• [What is expected] Count how many lines of the material contain the string "true", then give that number and nothing more.

• [Records contained in a dataset]

◆ ◆ ◆ ◆ ◆ ◆ ◆

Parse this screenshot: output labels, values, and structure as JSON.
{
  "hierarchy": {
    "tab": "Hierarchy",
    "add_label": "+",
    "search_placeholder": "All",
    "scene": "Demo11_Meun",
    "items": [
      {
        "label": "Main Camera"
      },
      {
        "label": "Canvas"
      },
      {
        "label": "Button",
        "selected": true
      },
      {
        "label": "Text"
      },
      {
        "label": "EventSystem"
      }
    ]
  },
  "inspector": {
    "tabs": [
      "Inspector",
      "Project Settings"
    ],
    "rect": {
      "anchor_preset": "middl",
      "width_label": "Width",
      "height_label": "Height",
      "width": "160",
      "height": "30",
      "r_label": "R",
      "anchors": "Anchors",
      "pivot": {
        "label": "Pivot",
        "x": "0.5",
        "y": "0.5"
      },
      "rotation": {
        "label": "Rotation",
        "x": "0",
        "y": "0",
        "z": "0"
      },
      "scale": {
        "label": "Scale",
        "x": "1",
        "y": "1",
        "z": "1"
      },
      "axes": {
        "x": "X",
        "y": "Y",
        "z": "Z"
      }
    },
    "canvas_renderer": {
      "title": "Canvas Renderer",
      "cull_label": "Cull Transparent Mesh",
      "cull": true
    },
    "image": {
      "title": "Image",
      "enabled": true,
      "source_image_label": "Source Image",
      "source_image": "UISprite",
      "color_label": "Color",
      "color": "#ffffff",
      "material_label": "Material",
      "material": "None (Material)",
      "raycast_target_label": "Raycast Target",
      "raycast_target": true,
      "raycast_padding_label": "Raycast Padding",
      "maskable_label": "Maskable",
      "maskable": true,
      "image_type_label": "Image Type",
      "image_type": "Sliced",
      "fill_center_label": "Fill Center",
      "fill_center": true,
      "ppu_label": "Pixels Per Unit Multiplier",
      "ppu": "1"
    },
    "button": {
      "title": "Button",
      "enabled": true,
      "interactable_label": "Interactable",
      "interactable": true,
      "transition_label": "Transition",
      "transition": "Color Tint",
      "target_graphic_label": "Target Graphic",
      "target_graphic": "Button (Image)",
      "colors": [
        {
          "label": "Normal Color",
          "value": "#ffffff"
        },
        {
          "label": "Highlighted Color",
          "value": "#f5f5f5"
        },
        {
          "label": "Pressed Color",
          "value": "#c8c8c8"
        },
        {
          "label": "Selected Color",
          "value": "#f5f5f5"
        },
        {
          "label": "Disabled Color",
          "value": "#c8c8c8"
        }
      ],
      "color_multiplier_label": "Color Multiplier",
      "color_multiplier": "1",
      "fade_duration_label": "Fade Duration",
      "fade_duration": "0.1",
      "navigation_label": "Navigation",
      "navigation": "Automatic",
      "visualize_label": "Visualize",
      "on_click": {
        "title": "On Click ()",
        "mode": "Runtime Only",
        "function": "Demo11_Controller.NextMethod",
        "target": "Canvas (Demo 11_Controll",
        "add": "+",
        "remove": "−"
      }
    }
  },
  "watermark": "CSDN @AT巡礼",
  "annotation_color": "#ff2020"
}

◆ ◆ ◆ ◆ ◆ ◆ ◆

• [Result below] 8